— START OF INFORMATION SHOWN —

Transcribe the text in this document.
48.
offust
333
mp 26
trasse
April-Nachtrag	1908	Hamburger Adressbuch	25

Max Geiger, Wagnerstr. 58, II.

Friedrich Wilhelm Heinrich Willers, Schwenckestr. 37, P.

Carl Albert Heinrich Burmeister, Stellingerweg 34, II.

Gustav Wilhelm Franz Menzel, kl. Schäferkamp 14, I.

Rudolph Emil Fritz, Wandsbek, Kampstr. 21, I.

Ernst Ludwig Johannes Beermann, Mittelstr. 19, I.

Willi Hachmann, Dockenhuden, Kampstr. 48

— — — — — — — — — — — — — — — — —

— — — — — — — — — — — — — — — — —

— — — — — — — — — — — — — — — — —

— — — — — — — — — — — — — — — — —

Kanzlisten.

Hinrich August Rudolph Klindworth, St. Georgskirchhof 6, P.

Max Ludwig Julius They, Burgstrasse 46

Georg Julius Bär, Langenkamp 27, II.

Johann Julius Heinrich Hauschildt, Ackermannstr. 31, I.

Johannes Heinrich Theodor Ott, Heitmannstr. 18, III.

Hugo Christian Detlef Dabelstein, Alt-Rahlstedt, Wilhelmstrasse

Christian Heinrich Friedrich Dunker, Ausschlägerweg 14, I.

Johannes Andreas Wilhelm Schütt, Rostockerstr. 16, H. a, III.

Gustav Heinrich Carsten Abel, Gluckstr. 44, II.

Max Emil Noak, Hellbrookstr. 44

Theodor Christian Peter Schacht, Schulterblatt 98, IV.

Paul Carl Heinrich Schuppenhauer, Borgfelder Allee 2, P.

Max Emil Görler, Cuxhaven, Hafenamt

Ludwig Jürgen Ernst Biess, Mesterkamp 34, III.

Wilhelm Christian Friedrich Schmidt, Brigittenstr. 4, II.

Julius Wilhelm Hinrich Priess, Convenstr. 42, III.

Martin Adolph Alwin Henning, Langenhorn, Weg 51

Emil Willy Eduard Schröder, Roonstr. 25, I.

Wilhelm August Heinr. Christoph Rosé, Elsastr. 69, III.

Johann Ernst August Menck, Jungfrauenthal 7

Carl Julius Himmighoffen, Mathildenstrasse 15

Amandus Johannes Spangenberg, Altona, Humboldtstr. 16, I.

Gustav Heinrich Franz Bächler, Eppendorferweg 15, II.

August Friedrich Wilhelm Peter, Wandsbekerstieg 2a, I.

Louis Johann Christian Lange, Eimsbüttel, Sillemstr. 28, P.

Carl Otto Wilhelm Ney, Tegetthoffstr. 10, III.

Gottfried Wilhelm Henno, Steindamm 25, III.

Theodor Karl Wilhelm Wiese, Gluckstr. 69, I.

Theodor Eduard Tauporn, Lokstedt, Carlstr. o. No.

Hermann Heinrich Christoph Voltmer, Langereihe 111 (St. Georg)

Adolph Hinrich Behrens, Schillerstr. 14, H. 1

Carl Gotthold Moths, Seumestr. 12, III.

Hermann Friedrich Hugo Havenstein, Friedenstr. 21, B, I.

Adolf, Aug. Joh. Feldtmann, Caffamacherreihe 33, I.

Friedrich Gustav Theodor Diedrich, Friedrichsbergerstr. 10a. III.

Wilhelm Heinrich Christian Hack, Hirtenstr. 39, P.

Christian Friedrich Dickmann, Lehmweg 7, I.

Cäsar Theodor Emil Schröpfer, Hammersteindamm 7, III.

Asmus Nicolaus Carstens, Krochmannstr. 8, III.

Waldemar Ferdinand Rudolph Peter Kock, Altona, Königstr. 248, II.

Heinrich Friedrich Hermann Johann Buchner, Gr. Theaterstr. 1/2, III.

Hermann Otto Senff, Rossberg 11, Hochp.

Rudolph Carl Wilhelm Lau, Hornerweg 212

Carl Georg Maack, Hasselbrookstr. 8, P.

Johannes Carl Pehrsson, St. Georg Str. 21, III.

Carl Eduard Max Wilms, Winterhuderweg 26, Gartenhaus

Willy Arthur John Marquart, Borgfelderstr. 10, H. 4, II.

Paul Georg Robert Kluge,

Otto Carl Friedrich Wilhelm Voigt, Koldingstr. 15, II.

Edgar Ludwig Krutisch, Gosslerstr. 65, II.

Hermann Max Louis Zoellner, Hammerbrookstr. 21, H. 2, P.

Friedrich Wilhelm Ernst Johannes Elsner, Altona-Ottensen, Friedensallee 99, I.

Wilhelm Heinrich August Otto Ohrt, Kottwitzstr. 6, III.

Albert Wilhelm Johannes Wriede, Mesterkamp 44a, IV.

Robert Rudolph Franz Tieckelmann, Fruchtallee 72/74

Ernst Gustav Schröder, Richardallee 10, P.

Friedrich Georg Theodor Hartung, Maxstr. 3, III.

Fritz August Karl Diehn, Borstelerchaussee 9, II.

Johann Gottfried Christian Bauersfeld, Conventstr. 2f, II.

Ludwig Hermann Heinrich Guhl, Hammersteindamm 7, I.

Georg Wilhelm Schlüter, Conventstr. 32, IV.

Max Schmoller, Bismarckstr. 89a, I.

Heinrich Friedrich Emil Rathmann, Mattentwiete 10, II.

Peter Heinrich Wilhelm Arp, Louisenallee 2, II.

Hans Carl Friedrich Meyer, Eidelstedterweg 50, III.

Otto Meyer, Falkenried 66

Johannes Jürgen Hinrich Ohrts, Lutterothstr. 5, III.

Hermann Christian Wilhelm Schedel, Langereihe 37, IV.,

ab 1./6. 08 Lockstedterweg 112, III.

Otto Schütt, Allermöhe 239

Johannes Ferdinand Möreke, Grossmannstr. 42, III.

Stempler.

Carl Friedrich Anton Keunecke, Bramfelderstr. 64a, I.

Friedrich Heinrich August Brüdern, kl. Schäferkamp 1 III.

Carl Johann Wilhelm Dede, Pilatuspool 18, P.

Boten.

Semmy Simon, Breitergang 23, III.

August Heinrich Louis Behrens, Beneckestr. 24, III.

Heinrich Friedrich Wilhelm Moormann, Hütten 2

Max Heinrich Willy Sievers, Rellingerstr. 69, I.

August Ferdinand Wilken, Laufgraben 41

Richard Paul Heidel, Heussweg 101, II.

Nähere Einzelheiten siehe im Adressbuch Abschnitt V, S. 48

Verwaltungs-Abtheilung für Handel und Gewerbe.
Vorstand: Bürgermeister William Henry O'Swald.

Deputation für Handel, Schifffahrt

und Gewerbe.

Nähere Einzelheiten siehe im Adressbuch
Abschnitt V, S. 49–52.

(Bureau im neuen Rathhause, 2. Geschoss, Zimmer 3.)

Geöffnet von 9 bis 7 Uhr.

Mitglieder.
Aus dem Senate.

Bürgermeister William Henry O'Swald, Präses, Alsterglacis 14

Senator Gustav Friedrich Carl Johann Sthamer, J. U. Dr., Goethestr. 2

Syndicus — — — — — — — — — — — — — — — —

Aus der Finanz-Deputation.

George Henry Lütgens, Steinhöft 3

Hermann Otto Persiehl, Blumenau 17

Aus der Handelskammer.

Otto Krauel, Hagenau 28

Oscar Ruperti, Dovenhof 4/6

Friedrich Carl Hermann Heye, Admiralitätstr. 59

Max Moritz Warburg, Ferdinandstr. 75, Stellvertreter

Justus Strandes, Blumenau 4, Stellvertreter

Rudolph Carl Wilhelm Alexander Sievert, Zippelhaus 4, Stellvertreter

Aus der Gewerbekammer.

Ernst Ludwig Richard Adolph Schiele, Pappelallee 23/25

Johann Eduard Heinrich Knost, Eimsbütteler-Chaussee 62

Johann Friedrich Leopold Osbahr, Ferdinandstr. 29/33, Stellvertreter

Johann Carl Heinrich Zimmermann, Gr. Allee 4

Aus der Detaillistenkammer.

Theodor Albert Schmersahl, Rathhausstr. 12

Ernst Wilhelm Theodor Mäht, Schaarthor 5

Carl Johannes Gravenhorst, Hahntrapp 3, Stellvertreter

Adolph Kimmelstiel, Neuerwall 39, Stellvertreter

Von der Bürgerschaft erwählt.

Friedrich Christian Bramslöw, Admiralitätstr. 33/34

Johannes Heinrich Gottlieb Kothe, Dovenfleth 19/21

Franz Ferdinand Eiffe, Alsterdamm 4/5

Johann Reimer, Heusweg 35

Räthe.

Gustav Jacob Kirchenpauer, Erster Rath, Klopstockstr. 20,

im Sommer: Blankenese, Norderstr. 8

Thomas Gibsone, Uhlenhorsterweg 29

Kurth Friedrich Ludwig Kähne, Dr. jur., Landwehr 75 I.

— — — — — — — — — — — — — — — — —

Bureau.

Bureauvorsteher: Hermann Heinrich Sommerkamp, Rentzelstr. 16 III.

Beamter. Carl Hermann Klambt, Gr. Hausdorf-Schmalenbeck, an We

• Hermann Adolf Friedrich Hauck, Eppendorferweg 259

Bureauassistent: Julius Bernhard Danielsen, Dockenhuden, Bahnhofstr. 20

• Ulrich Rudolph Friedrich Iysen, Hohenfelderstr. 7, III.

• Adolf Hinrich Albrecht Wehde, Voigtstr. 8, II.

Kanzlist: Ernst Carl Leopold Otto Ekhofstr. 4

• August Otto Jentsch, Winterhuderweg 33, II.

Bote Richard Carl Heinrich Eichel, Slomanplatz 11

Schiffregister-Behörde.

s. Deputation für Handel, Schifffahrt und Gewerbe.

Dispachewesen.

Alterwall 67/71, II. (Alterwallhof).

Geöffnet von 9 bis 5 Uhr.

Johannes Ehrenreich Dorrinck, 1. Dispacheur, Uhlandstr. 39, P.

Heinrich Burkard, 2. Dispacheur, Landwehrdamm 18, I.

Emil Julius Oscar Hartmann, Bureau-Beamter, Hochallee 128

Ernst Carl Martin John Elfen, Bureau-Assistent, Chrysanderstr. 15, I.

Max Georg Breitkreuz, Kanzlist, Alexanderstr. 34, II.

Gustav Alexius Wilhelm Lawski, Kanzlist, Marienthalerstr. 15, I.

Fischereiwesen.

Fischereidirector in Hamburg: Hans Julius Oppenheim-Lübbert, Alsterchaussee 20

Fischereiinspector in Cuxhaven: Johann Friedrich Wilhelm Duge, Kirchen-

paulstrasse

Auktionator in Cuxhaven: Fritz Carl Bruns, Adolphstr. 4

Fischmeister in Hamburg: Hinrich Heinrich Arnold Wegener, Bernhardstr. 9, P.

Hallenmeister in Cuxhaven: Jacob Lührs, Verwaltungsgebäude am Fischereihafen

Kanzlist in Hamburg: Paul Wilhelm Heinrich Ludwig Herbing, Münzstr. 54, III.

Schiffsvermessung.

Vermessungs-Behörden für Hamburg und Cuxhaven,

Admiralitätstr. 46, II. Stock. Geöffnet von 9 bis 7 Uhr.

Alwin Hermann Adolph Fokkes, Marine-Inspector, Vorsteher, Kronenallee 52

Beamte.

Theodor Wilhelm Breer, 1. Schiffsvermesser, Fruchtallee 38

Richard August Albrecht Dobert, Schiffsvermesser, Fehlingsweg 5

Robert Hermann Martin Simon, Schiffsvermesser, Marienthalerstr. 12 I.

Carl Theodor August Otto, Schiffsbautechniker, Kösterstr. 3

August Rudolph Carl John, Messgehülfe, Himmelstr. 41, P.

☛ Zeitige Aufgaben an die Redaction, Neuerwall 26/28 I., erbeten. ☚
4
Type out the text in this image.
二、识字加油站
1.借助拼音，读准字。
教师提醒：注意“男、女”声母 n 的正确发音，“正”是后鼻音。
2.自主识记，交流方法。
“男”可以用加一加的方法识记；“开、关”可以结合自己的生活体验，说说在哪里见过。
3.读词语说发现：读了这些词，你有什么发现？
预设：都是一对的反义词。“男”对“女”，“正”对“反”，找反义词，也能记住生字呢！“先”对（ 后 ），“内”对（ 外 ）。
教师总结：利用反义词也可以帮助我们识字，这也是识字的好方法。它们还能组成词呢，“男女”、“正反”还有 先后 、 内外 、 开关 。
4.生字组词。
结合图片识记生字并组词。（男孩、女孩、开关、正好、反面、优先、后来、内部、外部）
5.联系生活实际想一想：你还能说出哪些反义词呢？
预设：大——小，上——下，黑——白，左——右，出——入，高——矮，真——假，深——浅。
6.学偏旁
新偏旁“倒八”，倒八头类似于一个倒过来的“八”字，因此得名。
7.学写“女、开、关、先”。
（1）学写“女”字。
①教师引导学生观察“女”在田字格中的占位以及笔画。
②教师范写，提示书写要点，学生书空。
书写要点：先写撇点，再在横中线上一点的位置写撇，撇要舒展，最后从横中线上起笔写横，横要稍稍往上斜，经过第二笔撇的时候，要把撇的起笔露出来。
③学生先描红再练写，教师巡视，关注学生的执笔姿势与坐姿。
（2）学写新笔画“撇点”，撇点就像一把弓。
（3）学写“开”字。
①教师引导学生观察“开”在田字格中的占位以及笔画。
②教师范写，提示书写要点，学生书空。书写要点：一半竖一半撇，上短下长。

— END OF INFORMATION SHOWN —

• _WHAT IS ASKED_
Tally how many lines of the data include the word "Behrens". Write the number and nothing else.

• _EXERCISE RESULT_
2